====== Material provided
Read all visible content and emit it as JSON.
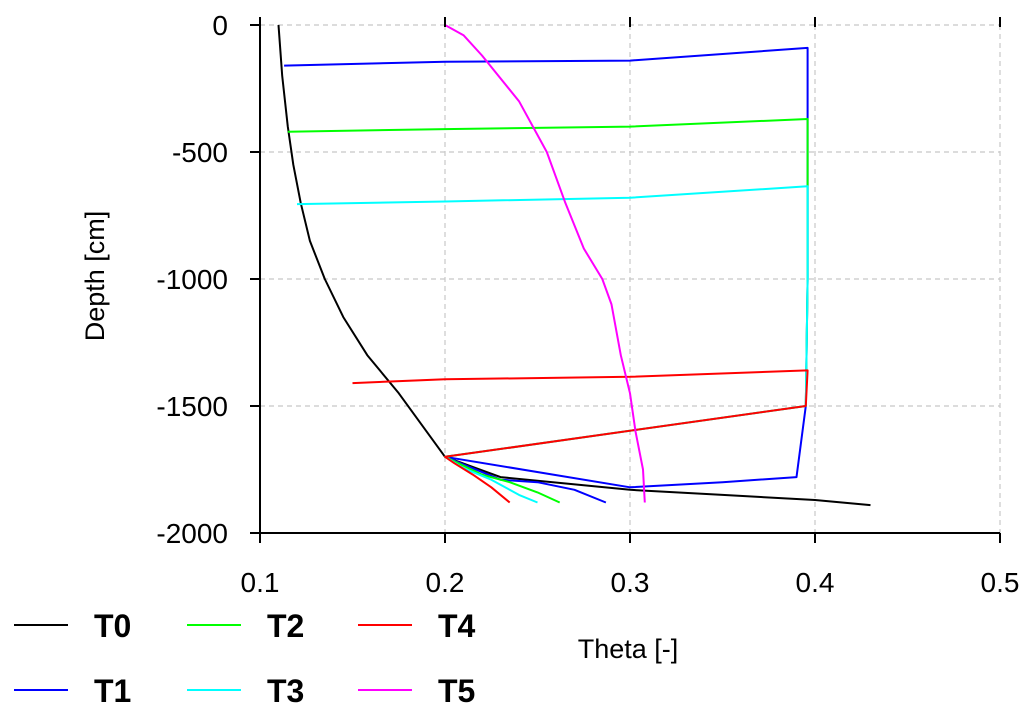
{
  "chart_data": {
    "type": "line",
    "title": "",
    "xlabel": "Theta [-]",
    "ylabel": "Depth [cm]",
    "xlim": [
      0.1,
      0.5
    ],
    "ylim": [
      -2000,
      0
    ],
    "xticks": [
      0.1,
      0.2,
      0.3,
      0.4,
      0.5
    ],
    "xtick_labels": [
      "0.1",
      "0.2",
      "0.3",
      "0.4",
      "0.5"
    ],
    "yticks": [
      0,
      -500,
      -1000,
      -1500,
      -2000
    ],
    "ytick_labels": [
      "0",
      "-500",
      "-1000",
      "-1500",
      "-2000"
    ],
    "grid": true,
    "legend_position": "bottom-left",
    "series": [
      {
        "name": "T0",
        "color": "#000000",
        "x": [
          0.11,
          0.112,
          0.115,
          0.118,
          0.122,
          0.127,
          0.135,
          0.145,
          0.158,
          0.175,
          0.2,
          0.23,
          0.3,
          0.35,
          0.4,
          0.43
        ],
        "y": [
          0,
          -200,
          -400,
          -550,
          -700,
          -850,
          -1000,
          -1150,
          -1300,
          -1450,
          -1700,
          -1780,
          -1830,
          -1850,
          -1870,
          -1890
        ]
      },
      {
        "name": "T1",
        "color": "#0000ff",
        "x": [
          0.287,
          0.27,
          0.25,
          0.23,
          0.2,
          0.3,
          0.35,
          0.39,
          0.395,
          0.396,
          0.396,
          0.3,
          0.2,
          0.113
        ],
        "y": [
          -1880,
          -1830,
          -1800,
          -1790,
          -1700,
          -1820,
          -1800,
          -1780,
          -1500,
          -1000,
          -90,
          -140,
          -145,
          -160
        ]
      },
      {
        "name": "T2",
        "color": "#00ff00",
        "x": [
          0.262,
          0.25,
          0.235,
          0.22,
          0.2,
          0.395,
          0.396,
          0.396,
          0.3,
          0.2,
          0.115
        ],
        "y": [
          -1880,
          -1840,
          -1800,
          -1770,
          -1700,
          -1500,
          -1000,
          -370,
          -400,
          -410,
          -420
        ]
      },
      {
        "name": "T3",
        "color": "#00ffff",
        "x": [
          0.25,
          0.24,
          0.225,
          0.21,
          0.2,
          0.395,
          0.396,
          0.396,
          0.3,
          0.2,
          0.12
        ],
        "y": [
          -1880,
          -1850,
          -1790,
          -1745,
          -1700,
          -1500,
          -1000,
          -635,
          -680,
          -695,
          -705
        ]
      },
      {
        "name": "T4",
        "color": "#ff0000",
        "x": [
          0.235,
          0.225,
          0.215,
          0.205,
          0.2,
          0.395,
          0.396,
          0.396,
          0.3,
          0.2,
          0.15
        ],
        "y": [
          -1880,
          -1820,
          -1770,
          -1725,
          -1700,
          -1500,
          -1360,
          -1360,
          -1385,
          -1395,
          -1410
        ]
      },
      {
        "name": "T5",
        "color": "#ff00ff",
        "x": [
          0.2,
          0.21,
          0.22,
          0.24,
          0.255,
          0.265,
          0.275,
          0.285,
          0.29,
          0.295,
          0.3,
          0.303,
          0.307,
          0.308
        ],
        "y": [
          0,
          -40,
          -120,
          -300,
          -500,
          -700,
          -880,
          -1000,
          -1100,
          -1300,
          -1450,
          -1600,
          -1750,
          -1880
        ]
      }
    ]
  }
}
============
*What is expected*
All records above are to be printed exactly, minus the pictures they contain.

*Reply to the exercise*
Read all visible content and emit it as JSON.
{
  "chart_data": {
    "type": "line",
    "title": "",
    "xlabel": "Theta [-]",
    "ylabel": "Depth [cm]",
    "xlim": [
      0.1,
      0.5
    ],
    "ylim": [
      -2000,
      0
    ],
    "xticks": [
      0.1,
      0.2,
      0.3,
      0.4,
      0.5
    ],
    "xtick_labels": [
      "0.1",
      "0.2",
      "0.3",
      "0.4",
      "0.5"
    ],
    "yticks": [
      0,
      -500,
      -1000,
      -1500,
      -2000
    ],
    "ytick_labels": [
      "0",
      "-500",
      "-1000",
      "-1500",
      "-2000"
    ],
    "grid": true,
    "legend_position": "bottom-left",
    "series": [
      {
        "name": "T0",
        "color": "#000000",
        "x": [
          0.11,
          0.112,
          0.115,
          0.118,
          0.122,
          0.127,
          0.135,
          0.145,
          0.158,
          0.175,
          0.2,
          0.23,
          0.3,
          0.35,
          0.4,
          0.43
        ],
        "y": [
          0,
          -200,
          -400,
          -550,
          -700,
          -850,
          -1000,
          -1150,
          -1300,
          -1450,
          -1700,
          -1780,
          -1830,
          -1850,
          -1870,
          -1890
        ]
      },
      {
        "name": "T1",
        "color": "#0000ff",
        "x": [
          0.287,
          0.27,
          0.25,
          0.23,
          0.2,
          0.3,
          0.35,
          0.39,
          0.395,
          0.396,
          0.396,
          0.3,
          0.2,
          0.113
        ],
        "y": [
          -1880,
          -1830,
          -1800,
          -1790,
          -1700,
          -1820,
          -1800,
          -1780,
          -1500,
          -1000,
          -90,
          -140,
          -145,
          -160
        ]
      },
      {
        "name": "T2",
        "color": "#00ff00",
        "x": [
          0.262,
          0.25,
          0.235,
          0.22,
          0.2,
          0.395,
          0.396,
          0.396,
          0.3,
          0.2,
          0.115
        ],
        "y": [
          -1880,
          -1840,
          -1800,
          -1770,
          -1700,
          -1500,
          -1000,
          -370,
          -400,
          -410,
          -420
        ]
      },
      {
        "name": "T3",
        "color": "#00ffff",
        "x": [
          0.25,
          0.24,
          0.225,
          0.21,
          0.2,
          0.395,
          0.396,
          0.396,
          0.3,
          0.2,
          0.12
        ],
        "y": [
          -1880,
          -1850,
          -1790,
          -1745,
          -1700,
          -1500,
          -1000,
          -635,
          -680,
          -695,
          -705
        ]
      },
      {
        "name": "T4",
        "color": "#ff0000",
        "x": [
          0.235,
          0.225,
          0.215,
          0.205,
          0.2,
          0.395,
          0.396,
          0.396,
          0.3,
          0.2,
          0.15
        ],
        "y": [
          -1880,
          -1820,
          -1770,
          -1725,
          -1700,
          -1500,
          -1360,
          -1360,
          -1385,
          -1395,
          -1410
        ]
      },
      {
        "name": "T5",
        "color": "#ff00ff",
        "x": [
          0.2,
          0.21,
          0.22,
          0.24,
          0.255,
          0.265,
          0.275,
          0.285,
          0.29,
          0.295,
          0.3,
          0.303,
          0.307,
          0.308
        ],
        "y": [
          0,
          -40,
          -120,
          -300,
          -500,
          -700,
          -880,
          -1000,
          -1100,
          -1300,
          -1450,
          -1600,
          -1750,
          -1880
        ]
      }
    ]
  }
}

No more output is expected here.